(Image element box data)
□ □ □ □ □
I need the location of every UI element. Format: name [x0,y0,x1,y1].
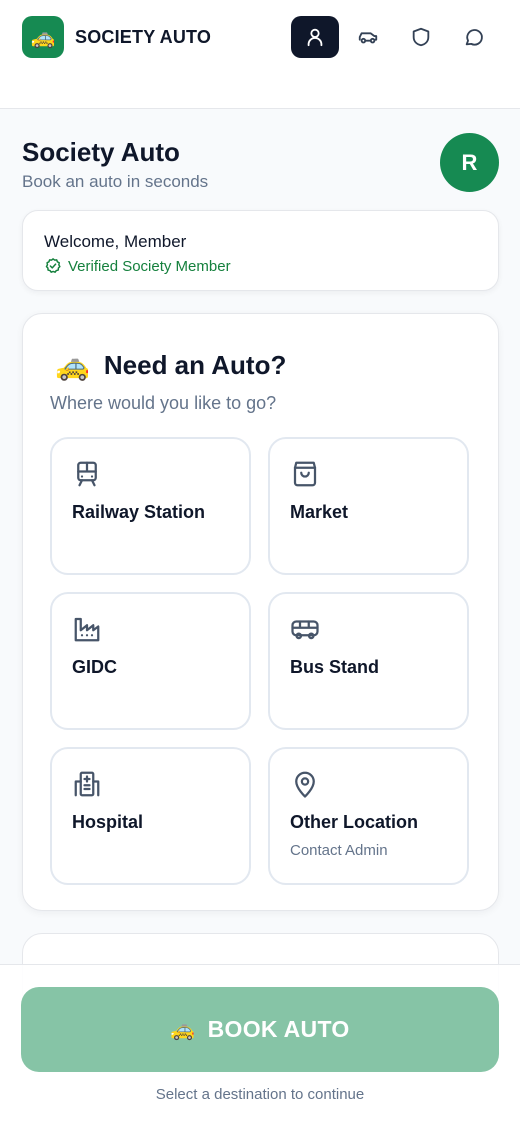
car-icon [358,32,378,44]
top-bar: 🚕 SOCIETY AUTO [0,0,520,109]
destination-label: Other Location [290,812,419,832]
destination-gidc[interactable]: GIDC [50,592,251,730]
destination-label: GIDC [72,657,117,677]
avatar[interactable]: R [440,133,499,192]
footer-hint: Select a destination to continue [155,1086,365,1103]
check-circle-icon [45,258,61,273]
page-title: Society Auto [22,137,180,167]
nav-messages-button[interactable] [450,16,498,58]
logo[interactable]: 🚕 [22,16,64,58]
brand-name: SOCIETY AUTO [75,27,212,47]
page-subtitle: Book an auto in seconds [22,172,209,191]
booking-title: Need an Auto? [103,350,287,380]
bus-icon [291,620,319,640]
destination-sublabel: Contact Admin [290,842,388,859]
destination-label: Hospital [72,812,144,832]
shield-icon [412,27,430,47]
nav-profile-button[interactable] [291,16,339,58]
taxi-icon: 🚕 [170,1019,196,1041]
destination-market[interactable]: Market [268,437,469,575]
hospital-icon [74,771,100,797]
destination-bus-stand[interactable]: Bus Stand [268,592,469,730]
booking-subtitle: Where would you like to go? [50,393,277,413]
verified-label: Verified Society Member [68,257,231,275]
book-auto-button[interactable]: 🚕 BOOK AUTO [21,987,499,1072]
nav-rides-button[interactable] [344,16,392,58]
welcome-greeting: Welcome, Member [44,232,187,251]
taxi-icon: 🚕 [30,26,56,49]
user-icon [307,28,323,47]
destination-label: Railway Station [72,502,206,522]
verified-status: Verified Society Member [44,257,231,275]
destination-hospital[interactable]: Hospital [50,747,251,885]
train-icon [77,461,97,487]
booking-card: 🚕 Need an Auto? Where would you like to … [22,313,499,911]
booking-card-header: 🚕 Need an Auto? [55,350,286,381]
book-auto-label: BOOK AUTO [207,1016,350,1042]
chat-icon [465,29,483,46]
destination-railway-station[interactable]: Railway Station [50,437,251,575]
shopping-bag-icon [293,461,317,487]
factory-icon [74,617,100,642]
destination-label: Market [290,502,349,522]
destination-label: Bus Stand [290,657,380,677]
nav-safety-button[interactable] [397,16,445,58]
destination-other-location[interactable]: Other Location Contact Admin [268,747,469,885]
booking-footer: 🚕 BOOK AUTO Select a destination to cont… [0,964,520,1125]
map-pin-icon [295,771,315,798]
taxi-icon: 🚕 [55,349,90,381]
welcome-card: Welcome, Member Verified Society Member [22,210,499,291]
□ □ □ □ □
* **Exercise directions**
Copy out every line of the data above word for word, leaving out the picture lines.

* **Solution for this exercise**
I need the location of every UI element. Format: name [x0,y0,x1,y1].
car-icon [358,32,378,44]
top-bar: 🚕 SOCIETY AUTO [0,0,520,109]
destination-label: Other Location [290,812,419,832]
destination-gidc[interactable]: GIDC [50,592,251,730]
destination-label: GIDC [72,657,117,677]
avatar[interactable]: R [440,133,499,192]
footer-hint: Select a destination to continue [155,1086,365,1103]
check-circle-icon [45,258,61,273]
page-title: Society Auto [22,137,180,167]
nav-messages-button[interactable] [450,16,498,58]
logo[interactable]: 🚕 [22,16,64,58]
brand-name: SOCIETY AUTO [75,27,212,47]
page-subtitle: Book an auto in seconds [22,172,209,191]
booking-title: Need an Auto? [103,350,287,380]
bus-icon [291,620,319,640]
destination-sublabel: Contact Admin [290,842,388,859]
destination-label: Hospital [72,812,144,832]
shield-icon [412,27,430,47]
nav-profile-button[interactable] [291,16,339,58]
taxi-icon: 🚕 [170,1019,196,1041]
destination-market[interactable]: Market [268,437,469,575]
hospital-icon [74,771,100,797]
destination-bus-stand[interactable]: Bus Stand [268,592,469,730]
booking-subtitle: Where would you like to go? [50,393,277,413]
verified-label: Verified Society Member [68,257,231,275]
book-auto-button[interactable]: 🚕 BOOK AUTO [21,987,499,1072]
nav-rides-button[interactable] [344,16,392,58]
welcome-greeting: Welcome, Member [44,232,187,251]
taxi-icon: 🚕 [30,26,56,49]
user-icon [307,28,323,47]
destination-label: Railway Station [72,502,206,522]
verified-status: Verified Society Member [44,257,231,275]
destination-hospital[interactable]: Hospital [50,747,251,885]
train-icon [77,461,97,487]
booking-card: 🚕 Need an Auto? Where would you like to … [22,313,499,911]
booking-card-header: 🚕 Need an Auto? [55,350,286,381]
book-auto-label: BOOK AUTO [207,1016,350,1042]
chat-icon [465,29,483,46]
destination-railway-station[interactable]: Railway Station [50,437,251,575]
shopping-bag-icon [293,461,317,487]
factory-icon [74,617,100,642]
destination-label: Market [290,502,349,522]
destination-label: Bus Stand [290,657,380,677]
nav-safety-button[interactable] [397,16,445,58]
destination-other-location[interactable]: Other Location Contact Admin [268,747,469,885]
booking-footer: 🚕 BOOK AUTO Select a destination to cont… [0,964,520,1125]
map-pin-icon [295,771,315,798]
taxi-icon: 🚕 [55,349,90,381]
welcome-card: Welcome, Member Verified Society Member [22,210,499,291]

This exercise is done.